Task details | Search the listing below for the string "International" and show each line that contains it.

══════════════════════════════

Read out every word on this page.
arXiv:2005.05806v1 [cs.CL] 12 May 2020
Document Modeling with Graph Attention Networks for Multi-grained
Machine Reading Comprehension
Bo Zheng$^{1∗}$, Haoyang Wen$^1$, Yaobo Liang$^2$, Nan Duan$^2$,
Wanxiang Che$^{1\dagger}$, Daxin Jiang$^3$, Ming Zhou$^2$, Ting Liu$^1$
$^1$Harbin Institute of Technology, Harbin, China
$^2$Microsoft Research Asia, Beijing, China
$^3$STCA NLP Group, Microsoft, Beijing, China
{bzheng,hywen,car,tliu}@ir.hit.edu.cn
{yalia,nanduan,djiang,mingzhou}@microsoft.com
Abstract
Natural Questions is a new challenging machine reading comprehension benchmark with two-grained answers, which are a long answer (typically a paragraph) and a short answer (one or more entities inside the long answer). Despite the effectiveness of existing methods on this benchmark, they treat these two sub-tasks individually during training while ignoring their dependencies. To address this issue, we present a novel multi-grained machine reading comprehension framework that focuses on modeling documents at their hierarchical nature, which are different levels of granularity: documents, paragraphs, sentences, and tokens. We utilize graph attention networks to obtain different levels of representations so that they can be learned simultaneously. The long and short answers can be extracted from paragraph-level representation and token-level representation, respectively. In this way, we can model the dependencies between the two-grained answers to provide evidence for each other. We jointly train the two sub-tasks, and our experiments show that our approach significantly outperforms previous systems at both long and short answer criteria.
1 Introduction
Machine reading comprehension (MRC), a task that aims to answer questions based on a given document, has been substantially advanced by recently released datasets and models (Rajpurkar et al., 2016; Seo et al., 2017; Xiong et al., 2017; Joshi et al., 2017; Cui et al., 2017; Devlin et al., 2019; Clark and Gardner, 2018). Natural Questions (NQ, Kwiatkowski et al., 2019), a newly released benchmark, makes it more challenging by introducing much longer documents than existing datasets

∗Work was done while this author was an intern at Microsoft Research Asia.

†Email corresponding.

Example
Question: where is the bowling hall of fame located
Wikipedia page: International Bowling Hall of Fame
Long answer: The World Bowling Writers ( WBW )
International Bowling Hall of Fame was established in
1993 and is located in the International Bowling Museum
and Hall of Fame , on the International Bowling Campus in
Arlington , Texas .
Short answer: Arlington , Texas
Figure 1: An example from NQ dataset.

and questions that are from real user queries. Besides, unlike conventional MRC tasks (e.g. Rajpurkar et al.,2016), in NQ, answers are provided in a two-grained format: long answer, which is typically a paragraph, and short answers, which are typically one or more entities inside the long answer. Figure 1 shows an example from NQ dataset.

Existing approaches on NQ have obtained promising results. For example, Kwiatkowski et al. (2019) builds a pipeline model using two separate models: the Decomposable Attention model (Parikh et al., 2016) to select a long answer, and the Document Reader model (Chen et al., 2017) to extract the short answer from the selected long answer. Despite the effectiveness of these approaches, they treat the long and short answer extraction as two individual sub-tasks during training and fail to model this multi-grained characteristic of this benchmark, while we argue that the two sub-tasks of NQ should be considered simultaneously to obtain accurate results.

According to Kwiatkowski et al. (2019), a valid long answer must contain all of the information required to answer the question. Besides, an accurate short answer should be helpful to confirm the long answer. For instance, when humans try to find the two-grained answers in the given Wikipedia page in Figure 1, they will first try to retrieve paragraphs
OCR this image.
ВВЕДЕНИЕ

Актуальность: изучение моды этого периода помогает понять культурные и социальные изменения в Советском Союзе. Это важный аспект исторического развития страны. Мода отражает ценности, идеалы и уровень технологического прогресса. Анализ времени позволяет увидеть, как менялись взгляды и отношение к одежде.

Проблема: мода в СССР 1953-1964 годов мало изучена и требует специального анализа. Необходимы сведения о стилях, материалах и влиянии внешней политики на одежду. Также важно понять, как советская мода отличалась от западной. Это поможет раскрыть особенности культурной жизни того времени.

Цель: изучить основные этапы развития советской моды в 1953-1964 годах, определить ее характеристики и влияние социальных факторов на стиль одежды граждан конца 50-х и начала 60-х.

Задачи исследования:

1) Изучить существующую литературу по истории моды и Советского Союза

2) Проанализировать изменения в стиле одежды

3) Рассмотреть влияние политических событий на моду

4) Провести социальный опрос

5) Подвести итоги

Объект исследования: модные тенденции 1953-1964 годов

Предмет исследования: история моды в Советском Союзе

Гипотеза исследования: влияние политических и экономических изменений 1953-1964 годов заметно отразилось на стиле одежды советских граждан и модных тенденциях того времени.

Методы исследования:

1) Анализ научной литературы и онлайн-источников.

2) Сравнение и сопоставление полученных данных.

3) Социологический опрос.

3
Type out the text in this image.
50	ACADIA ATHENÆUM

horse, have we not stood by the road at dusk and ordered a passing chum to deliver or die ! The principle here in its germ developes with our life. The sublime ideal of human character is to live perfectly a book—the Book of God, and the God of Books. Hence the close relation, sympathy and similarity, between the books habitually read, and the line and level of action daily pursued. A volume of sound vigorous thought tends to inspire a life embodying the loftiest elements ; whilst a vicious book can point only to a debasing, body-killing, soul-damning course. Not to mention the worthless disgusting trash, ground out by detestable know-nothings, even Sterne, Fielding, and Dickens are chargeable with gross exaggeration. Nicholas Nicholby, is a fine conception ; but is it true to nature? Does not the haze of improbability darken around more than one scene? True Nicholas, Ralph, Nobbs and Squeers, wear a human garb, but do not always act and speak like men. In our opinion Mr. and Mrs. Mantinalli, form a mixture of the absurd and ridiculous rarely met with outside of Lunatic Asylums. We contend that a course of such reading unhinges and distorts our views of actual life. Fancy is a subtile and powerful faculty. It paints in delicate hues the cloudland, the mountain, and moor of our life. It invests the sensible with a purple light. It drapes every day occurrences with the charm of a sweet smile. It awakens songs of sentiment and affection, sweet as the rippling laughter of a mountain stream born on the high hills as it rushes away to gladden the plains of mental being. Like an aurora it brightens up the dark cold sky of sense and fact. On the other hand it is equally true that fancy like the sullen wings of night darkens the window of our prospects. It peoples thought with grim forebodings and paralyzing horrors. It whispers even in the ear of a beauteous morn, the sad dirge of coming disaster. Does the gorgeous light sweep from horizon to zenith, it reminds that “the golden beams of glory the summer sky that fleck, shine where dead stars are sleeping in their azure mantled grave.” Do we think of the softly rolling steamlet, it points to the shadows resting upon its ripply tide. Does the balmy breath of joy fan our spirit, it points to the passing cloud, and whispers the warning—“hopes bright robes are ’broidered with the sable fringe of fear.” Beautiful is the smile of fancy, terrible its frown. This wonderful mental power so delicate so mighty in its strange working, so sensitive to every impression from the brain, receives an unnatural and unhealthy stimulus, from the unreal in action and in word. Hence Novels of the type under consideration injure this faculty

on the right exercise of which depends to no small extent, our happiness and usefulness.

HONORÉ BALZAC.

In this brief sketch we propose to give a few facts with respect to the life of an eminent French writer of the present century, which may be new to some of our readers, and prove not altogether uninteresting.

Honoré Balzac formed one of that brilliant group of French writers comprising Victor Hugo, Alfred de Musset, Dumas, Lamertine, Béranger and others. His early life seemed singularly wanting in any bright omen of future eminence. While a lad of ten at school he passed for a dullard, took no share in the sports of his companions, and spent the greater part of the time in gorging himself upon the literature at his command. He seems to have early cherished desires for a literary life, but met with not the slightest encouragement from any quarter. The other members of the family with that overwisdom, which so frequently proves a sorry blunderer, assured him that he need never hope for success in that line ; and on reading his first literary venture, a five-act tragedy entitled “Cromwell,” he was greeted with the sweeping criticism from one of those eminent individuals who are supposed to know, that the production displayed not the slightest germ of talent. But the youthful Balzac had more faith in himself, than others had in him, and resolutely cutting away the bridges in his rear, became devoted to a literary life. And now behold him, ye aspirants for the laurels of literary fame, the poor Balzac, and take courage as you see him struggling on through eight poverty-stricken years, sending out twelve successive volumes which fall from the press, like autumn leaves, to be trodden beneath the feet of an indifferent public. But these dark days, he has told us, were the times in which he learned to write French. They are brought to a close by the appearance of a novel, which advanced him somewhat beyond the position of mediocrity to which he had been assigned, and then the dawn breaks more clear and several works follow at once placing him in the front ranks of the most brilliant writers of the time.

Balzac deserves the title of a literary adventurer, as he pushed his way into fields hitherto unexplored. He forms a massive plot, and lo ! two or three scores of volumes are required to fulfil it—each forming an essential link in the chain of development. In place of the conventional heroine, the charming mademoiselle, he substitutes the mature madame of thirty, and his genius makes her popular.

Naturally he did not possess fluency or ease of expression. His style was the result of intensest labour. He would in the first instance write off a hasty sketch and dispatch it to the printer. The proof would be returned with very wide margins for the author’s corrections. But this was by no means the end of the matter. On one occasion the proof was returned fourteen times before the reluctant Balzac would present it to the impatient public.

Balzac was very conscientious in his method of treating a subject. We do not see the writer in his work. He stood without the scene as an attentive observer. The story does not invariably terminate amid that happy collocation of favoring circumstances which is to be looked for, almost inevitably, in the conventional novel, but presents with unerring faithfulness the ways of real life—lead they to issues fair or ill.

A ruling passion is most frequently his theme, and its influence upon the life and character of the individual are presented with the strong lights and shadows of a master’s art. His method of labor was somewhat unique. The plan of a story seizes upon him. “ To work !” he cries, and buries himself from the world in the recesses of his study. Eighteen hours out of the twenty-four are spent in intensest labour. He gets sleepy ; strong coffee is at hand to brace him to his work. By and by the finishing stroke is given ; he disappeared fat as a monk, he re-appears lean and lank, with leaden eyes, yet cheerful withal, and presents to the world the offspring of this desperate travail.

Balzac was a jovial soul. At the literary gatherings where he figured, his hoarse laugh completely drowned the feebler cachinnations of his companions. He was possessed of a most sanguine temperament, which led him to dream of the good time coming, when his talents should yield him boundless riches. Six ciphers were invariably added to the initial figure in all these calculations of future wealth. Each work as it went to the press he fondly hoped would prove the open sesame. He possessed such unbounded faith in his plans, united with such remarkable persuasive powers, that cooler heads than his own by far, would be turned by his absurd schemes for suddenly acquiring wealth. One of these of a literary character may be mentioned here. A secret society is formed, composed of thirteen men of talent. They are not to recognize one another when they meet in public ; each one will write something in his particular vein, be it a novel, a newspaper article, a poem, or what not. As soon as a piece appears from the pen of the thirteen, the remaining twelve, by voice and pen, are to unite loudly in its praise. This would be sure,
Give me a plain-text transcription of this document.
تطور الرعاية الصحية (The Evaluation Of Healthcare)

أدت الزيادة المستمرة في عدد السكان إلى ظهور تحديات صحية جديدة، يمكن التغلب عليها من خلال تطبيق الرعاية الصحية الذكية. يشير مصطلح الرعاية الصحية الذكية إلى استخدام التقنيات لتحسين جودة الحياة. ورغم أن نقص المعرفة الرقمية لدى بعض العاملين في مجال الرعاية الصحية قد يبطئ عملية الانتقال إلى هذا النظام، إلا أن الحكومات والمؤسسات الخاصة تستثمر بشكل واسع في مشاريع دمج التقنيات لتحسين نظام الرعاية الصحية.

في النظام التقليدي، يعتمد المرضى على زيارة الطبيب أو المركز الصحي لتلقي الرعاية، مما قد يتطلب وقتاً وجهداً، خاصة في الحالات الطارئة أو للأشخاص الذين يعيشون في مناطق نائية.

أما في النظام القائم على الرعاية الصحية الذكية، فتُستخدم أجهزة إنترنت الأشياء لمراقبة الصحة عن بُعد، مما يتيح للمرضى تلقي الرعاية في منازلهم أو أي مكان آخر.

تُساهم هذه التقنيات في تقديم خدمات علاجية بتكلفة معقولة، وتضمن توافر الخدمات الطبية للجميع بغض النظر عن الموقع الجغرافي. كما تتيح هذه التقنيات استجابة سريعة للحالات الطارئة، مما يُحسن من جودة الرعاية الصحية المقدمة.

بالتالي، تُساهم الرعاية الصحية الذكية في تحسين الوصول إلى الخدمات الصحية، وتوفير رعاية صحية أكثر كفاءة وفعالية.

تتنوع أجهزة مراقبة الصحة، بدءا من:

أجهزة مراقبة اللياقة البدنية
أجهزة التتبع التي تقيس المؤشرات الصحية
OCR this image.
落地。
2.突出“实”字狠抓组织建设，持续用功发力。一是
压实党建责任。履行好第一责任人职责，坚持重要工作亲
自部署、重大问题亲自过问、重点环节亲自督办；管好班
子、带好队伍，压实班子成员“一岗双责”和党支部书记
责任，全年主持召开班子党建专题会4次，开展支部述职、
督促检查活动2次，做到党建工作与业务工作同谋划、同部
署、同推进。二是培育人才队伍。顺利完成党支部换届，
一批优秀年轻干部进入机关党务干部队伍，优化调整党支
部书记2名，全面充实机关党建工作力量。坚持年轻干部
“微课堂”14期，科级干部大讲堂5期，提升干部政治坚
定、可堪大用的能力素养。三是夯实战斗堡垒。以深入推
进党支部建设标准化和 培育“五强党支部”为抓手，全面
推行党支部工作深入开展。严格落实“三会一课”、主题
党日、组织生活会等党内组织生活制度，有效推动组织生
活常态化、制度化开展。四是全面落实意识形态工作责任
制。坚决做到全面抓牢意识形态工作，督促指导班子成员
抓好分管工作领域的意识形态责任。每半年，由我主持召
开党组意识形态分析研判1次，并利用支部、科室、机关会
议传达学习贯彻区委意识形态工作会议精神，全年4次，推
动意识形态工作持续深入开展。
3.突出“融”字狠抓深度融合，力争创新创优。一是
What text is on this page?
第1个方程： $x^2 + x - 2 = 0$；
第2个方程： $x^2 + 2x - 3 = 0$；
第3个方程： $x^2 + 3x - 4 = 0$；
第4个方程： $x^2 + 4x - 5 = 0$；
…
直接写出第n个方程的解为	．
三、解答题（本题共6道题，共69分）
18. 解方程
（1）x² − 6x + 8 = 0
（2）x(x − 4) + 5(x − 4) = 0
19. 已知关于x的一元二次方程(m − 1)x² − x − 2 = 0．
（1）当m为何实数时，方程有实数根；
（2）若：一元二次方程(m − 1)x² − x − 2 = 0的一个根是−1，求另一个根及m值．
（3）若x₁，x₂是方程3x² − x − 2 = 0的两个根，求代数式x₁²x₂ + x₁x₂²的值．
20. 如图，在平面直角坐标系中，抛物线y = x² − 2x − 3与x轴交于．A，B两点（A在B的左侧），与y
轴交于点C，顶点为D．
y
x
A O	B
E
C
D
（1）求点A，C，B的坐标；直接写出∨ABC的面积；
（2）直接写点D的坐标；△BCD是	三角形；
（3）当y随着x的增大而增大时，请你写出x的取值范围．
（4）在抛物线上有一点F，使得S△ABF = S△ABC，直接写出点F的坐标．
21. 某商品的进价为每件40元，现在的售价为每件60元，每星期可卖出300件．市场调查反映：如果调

══════════════════════════════

The result |
Wikipedia page: International Bowling Hall of Fame
International Bowling Hall of Fame was established in
1993 and is located in the International Bowling Museum
and Hall of Fame , on the International Bowling Campus in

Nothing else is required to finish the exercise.